> **Task brief**
Comb the records below for the string "value" and copy each line where it turns up.

(Collected data)
▶

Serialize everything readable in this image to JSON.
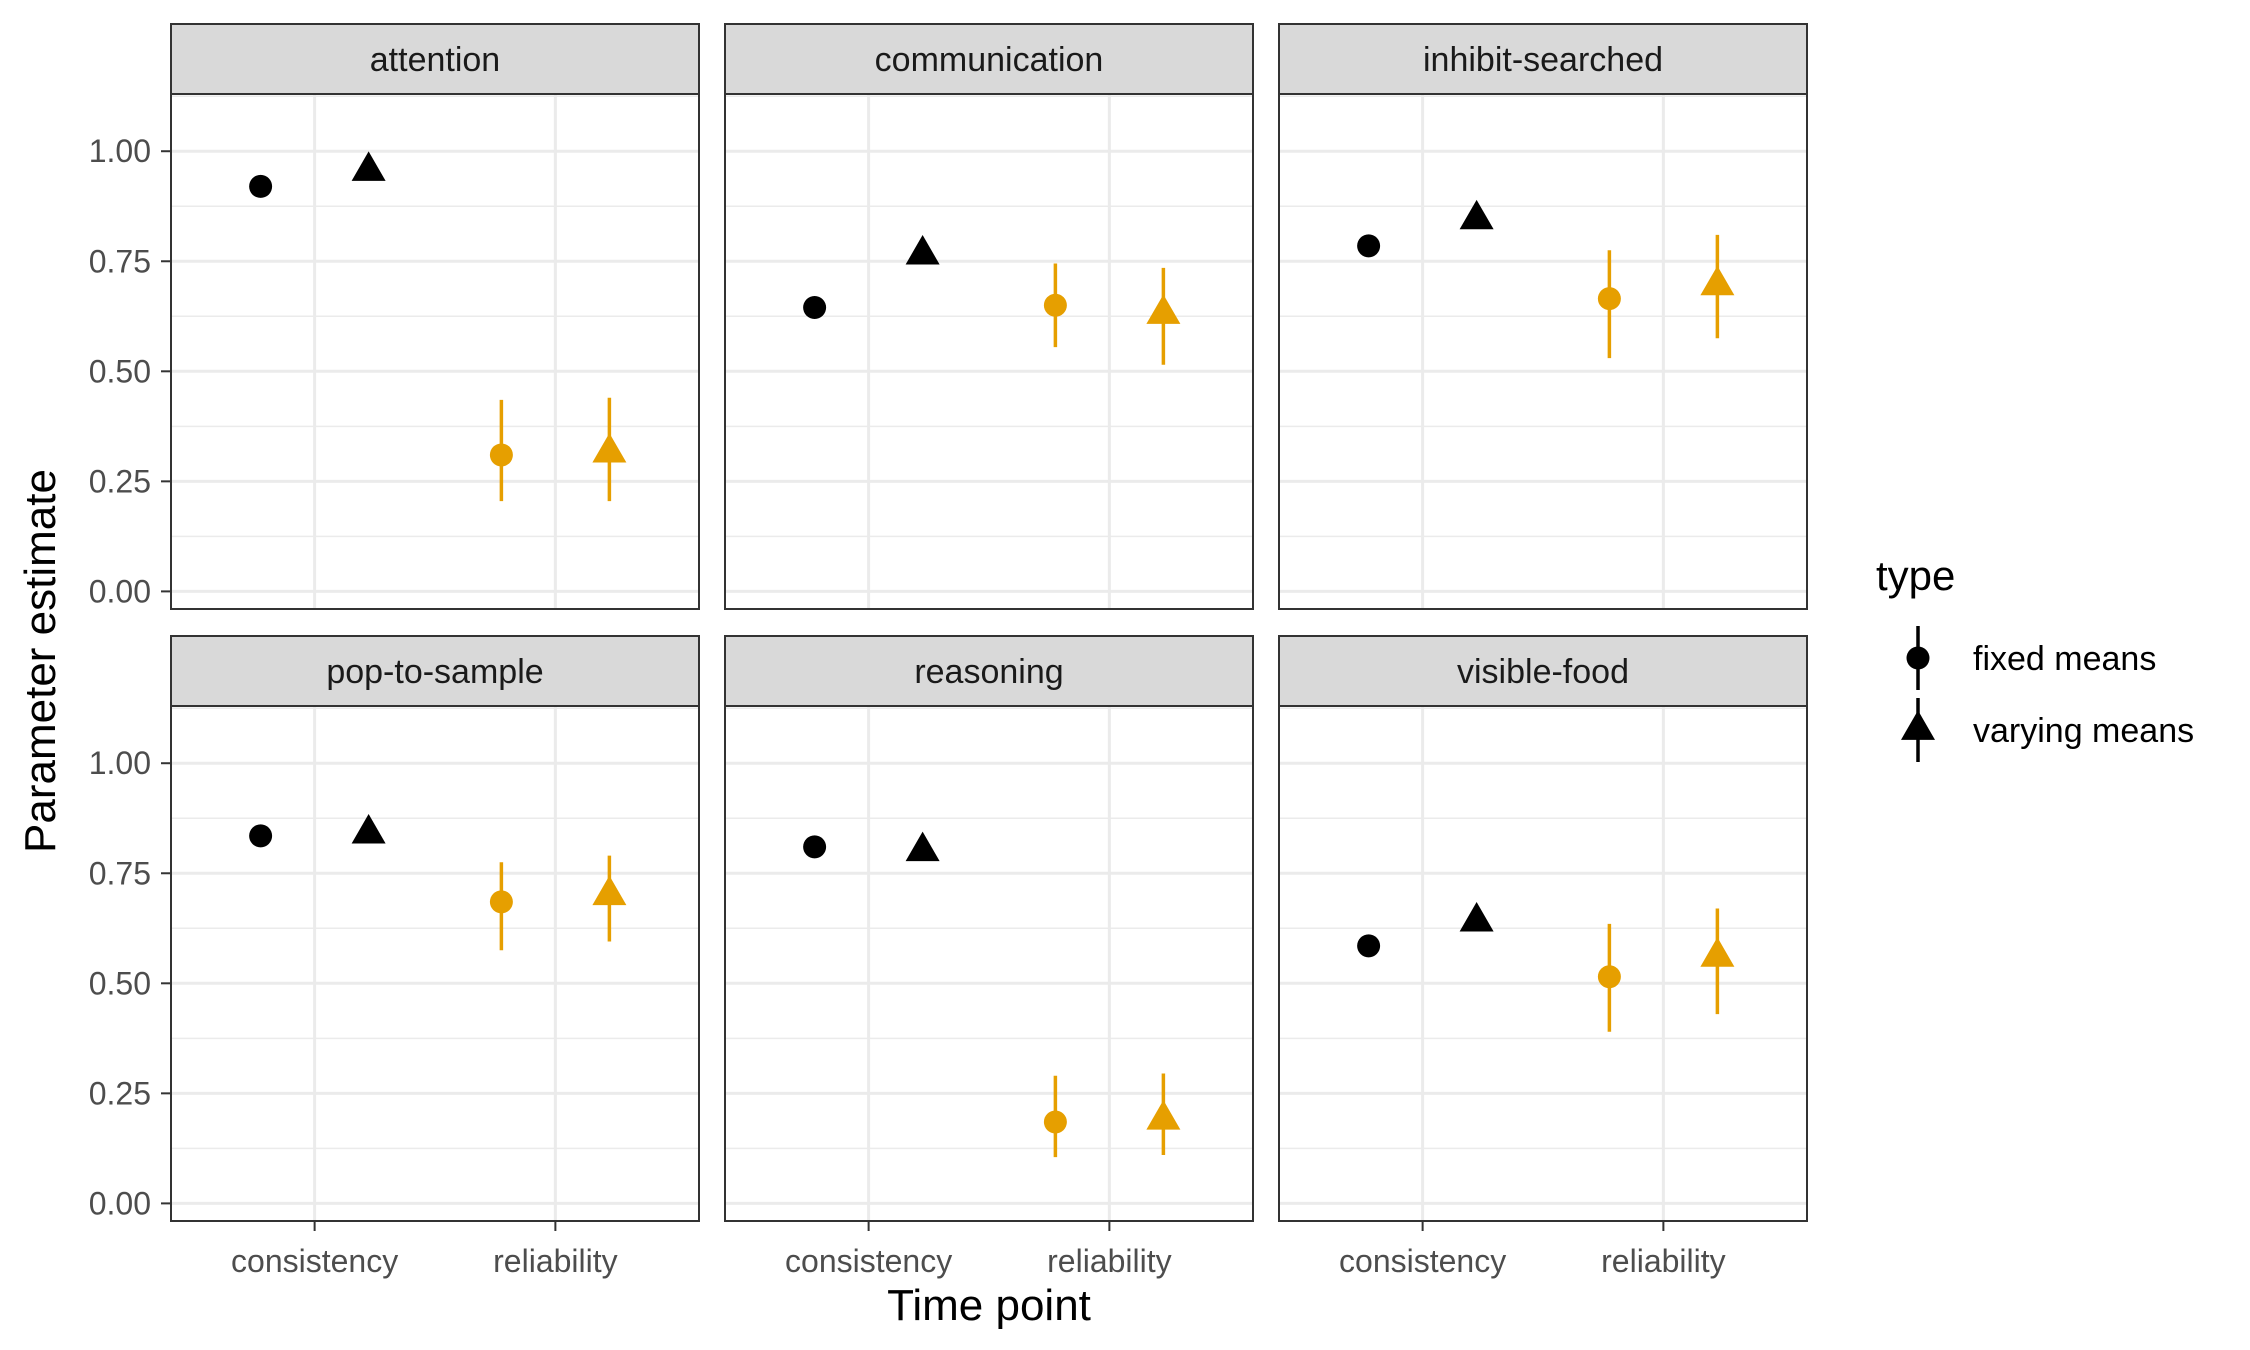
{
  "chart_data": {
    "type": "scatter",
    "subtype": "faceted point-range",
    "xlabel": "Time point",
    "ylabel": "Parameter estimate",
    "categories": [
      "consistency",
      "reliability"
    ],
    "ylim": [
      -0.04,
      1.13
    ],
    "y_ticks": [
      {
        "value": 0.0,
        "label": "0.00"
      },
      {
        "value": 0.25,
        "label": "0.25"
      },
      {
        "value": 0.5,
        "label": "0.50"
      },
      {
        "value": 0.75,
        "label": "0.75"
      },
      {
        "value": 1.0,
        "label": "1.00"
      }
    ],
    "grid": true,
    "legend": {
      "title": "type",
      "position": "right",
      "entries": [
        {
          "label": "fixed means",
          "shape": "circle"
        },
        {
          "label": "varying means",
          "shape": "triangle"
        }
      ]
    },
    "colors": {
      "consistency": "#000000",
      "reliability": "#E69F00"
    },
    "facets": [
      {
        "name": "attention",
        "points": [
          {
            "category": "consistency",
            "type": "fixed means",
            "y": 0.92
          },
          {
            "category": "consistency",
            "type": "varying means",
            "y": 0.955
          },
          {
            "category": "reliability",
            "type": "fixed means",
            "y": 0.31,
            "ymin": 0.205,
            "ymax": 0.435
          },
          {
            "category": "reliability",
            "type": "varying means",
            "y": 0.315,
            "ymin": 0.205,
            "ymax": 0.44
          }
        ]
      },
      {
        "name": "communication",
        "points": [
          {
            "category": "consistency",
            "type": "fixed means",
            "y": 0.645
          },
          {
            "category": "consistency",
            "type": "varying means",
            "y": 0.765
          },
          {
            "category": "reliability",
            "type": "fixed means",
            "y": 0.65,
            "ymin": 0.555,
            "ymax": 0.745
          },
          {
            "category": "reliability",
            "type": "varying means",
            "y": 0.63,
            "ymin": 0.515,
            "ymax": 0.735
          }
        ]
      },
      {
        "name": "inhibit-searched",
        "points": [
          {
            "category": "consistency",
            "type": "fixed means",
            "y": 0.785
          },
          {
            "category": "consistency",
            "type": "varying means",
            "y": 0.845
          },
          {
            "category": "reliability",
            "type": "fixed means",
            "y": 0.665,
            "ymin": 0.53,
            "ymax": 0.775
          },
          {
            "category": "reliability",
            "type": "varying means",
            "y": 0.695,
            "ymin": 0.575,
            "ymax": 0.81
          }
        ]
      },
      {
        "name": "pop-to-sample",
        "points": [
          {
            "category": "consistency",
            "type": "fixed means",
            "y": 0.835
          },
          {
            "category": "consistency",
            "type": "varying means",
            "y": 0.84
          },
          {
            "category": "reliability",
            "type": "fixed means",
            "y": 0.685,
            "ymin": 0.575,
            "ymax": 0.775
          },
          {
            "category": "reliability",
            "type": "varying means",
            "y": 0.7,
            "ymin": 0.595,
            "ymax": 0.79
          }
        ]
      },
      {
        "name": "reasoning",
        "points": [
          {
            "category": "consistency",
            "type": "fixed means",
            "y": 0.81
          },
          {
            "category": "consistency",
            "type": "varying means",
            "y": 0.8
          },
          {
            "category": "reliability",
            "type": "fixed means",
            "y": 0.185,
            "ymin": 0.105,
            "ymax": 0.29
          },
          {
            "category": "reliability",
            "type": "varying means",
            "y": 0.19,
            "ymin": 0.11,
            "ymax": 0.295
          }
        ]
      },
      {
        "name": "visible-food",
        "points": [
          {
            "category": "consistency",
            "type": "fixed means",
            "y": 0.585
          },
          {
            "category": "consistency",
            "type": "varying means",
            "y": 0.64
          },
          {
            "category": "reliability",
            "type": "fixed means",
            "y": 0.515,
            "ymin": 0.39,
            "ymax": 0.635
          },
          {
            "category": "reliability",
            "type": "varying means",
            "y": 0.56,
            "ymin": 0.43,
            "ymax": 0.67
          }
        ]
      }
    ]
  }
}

◀

> **Full response**
        "value": 0.0,
        "value": 0.25,
        "value": 0.5,
        "value": 0.75,
        "value": 1.0,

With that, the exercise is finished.